→ 待办任务
请收集下列记录中所有含有字符串“text”的行，并逐行照抄；匹配时区分大小写。

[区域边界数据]
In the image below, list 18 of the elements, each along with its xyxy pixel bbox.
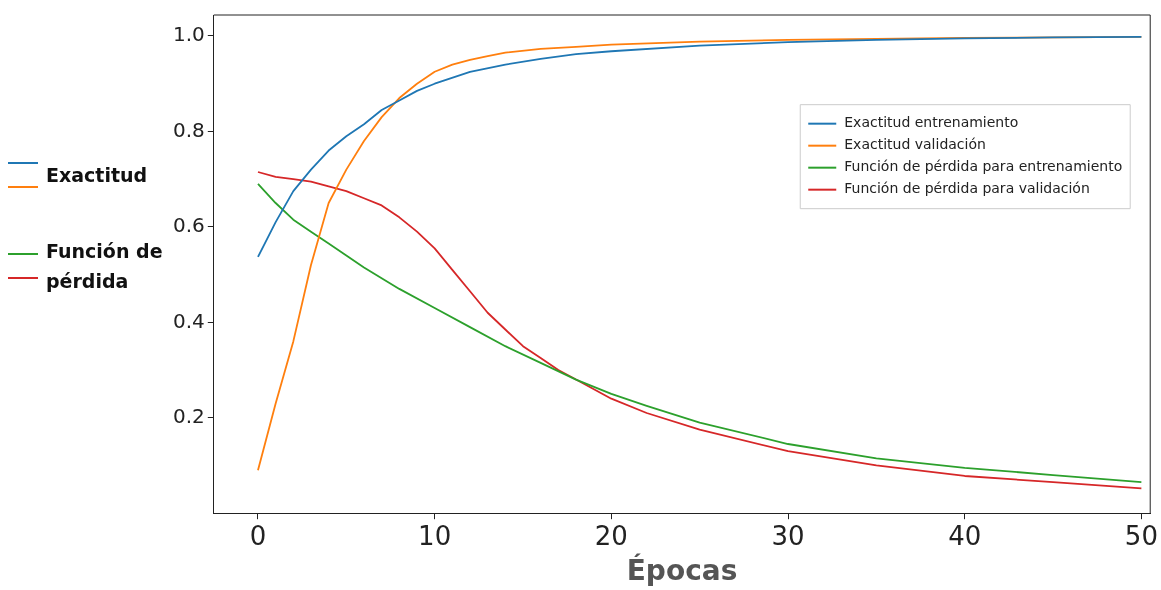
y-tick-label: 0.8 (172, 117, 205, 142)
y-tick-label: 1.0 (172, 22, 205, 47)
x-axis-title: Épocas (626, 553, 738, 588)
x-tick-label: 30 (771, 520, 805, 551)
legend-label: Función de pérdida para entrenamiento (844, 158, 1123, 175)
y-tick-label: 0.4 (172, 308, 205, 333)
legend-label: Exactitud validación (844, 136, 986, 153)
y-tick-label: 0.6 (172, 213, 205, 238)
legend-label: Exactitud entrenamiento (844, 114, 1019, 131)
x-tick-label: 50 (1124, 520, 1158, 551)
x-tick-label: 0 (249, 520, 267, 551)
legend-label: Función de pérdida para validación (844, 180, 1090, 197)
x-tick-label: 10 (418, 520, 452, 551)
y-tick-label: 0.2 (172, 403, 205, 428)
x-tick-label: 20 (594, 520, 628, 551)
text: Función de pérdida (46, 239, 164, 294)
x-tick-label: 40 (948, 520, 982, 551)
text: Exactitud (46, 163, 149, 188)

→ 练习结果
text: Función de pérdida (46, 239, 164, 294)
text: Exactitud (46, 163, 149, 188)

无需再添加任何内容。